_EXTRACTED RECORDS_

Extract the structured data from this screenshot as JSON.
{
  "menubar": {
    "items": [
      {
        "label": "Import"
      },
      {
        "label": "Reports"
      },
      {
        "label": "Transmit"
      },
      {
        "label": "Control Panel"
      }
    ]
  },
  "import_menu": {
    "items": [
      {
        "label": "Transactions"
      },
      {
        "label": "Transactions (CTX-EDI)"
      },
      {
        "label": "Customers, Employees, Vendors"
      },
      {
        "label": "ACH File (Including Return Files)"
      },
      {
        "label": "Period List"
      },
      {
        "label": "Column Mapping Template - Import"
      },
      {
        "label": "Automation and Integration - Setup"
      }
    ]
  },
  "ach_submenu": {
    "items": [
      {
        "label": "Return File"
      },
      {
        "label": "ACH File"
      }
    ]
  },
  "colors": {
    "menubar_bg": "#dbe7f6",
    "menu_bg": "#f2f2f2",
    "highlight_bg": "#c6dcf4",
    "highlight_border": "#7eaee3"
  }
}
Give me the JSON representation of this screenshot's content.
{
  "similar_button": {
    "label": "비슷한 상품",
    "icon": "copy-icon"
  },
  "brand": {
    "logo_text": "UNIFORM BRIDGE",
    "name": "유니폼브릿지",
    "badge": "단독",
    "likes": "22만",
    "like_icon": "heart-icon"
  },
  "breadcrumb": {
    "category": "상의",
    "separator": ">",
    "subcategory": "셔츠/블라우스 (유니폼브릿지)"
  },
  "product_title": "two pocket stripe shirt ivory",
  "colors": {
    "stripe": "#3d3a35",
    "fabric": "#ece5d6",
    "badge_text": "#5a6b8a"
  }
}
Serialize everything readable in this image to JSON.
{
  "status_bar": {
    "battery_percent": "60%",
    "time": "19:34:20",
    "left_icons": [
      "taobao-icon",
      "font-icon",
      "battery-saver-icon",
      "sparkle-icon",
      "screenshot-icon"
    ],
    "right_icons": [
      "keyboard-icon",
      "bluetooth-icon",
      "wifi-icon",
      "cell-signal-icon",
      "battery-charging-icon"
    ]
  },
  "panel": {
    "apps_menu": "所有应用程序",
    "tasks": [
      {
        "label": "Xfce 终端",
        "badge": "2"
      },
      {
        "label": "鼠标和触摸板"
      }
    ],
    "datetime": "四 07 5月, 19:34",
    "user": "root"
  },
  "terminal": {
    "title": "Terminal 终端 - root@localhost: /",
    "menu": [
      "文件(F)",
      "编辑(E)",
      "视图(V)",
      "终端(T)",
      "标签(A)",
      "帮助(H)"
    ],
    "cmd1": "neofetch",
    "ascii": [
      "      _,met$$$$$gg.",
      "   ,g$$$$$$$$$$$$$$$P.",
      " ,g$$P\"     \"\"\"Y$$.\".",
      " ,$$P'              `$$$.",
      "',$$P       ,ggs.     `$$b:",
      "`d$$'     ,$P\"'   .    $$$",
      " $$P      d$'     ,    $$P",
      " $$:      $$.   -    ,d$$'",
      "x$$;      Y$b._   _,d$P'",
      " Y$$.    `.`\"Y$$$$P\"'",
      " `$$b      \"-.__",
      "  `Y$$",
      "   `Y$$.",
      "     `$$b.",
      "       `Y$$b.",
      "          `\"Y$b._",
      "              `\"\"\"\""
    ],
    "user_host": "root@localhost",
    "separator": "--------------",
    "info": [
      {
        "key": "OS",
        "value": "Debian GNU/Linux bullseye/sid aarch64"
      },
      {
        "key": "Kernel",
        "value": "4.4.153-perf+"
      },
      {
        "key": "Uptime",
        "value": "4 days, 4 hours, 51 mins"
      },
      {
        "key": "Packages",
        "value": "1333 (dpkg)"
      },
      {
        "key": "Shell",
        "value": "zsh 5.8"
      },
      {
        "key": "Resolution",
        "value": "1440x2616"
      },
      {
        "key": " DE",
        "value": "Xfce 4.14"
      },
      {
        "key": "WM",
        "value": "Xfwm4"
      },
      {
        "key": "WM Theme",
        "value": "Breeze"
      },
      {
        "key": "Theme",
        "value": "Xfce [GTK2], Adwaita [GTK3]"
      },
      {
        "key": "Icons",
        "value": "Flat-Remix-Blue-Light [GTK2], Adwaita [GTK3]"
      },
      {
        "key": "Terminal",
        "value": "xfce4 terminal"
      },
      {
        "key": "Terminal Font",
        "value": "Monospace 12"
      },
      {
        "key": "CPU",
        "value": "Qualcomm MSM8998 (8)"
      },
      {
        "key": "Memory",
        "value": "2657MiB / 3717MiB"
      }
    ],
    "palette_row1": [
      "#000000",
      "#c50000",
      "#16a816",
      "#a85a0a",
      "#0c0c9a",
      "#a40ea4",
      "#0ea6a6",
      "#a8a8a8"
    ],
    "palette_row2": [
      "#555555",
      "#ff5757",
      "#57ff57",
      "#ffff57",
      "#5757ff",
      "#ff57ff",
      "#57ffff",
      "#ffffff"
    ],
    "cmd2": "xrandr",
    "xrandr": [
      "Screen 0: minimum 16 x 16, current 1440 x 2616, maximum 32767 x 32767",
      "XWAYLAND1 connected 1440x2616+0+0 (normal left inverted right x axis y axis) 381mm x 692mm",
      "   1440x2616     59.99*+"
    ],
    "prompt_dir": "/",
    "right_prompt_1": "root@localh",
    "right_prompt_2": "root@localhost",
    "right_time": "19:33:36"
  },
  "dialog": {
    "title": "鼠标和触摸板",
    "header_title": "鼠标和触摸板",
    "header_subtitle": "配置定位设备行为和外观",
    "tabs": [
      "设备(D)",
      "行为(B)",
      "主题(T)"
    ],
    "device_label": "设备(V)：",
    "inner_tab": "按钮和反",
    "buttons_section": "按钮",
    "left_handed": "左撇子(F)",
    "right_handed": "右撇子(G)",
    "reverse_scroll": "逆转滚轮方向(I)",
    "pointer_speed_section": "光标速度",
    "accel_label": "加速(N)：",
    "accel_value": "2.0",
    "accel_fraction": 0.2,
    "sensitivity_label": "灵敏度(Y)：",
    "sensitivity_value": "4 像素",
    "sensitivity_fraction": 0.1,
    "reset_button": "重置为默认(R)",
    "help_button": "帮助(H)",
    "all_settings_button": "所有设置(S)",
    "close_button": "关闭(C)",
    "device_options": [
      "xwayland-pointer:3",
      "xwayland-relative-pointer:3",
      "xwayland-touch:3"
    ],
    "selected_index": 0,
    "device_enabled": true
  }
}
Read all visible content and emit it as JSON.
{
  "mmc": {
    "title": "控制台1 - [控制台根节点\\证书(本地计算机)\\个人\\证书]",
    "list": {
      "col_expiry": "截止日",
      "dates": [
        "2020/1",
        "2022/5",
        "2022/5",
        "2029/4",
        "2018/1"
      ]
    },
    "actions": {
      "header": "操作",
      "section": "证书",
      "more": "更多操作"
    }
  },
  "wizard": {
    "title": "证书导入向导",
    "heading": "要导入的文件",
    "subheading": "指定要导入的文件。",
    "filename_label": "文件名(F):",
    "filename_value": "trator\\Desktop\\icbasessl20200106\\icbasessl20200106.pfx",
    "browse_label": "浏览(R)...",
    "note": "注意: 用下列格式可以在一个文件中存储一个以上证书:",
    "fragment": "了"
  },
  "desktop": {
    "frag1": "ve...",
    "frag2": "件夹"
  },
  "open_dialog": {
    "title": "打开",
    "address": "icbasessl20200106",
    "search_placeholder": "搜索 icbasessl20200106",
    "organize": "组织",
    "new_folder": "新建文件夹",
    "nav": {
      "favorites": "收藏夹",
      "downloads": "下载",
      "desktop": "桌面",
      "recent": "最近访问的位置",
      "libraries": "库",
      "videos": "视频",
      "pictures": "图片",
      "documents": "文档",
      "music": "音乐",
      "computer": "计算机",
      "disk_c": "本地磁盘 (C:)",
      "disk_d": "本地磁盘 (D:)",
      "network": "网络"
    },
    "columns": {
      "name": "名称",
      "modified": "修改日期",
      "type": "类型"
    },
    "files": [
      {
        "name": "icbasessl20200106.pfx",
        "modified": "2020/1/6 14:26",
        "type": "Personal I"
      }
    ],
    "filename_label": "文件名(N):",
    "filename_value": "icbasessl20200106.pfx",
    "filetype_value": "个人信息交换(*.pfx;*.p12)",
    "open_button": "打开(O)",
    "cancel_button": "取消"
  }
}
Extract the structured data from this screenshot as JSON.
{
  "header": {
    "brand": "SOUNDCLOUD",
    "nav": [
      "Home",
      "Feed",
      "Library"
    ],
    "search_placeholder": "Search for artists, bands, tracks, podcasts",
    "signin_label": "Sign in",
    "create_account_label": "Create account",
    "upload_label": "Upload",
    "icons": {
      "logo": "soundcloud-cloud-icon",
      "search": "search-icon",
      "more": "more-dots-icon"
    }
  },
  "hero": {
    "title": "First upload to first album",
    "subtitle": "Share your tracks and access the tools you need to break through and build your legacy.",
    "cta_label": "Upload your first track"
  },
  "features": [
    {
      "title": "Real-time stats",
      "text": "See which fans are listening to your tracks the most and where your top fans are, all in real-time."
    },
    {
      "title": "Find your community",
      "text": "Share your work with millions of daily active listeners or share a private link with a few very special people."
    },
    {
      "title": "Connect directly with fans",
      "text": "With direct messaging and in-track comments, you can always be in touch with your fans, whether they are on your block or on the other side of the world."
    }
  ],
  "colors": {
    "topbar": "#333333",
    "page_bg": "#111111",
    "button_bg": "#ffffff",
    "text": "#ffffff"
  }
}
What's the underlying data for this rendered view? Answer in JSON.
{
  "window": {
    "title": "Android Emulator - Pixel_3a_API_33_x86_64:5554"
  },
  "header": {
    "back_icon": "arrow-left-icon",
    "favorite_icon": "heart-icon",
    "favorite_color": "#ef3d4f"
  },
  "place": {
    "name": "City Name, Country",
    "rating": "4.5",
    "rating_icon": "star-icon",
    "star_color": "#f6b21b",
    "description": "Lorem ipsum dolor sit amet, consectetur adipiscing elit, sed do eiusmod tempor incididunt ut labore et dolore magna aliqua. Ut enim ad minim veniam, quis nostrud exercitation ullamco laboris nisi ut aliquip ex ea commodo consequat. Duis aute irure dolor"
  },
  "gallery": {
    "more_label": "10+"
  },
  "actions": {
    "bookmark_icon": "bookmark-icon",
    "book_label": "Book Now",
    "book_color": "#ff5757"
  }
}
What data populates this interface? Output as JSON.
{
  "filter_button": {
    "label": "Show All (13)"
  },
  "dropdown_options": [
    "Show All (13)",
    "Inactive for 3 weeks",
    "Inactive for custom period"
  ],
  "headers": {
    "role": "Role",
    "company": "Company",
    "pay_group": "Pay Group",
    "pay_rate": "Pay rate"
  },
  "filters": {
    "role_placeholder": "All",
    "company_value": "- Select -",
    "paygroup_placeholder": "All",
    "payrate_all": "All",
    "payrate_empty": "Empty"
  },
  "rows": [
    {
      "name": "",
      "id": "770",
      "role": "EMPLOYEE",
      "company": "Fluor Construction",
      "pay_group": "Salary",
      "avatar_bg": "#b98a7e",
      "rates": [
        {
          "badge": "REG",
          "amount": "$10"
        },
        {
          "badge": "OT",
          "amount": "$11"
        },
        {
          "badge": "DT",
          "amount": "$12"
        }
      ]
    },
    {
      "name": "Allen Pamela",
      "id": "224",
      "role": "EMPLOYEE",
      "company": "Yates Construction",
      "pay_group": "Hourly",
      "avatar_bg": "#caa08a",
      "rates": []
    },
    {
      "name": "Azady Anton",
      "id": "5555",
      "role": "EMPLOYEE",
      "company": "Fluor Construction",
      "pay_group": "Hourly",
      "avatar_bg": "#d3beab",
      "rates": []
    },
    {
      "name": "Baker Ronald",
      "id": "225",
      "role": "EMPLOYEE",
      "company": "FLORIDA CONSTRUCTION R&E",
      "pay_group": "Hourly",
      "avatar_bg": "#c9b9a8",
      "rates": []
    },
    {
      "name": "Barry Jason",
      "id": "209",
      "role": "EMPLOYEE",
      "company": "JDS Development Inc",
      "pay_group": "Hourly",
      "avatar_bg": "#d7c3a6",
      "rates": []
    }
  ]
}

_REQUIRED WORK_
List each line of the records that holds the string "your".

_SOLUTION_
    "subtitle": "Share your tracks and access the tools you need to break through and build your legacy.",
    "cta_label": "Upload your first track"
      "text": "See which fans are listening to your tracks the most and where your top fans are, all in real-time."
      "title": "Find your community",
      "text": "Share your work with millions of daily active listeners or share a private link with a few very special people."
      "text": "With direct messaging and in-track comments, you can always be in touch with your fans, whether they are on your block or on the other side of the world."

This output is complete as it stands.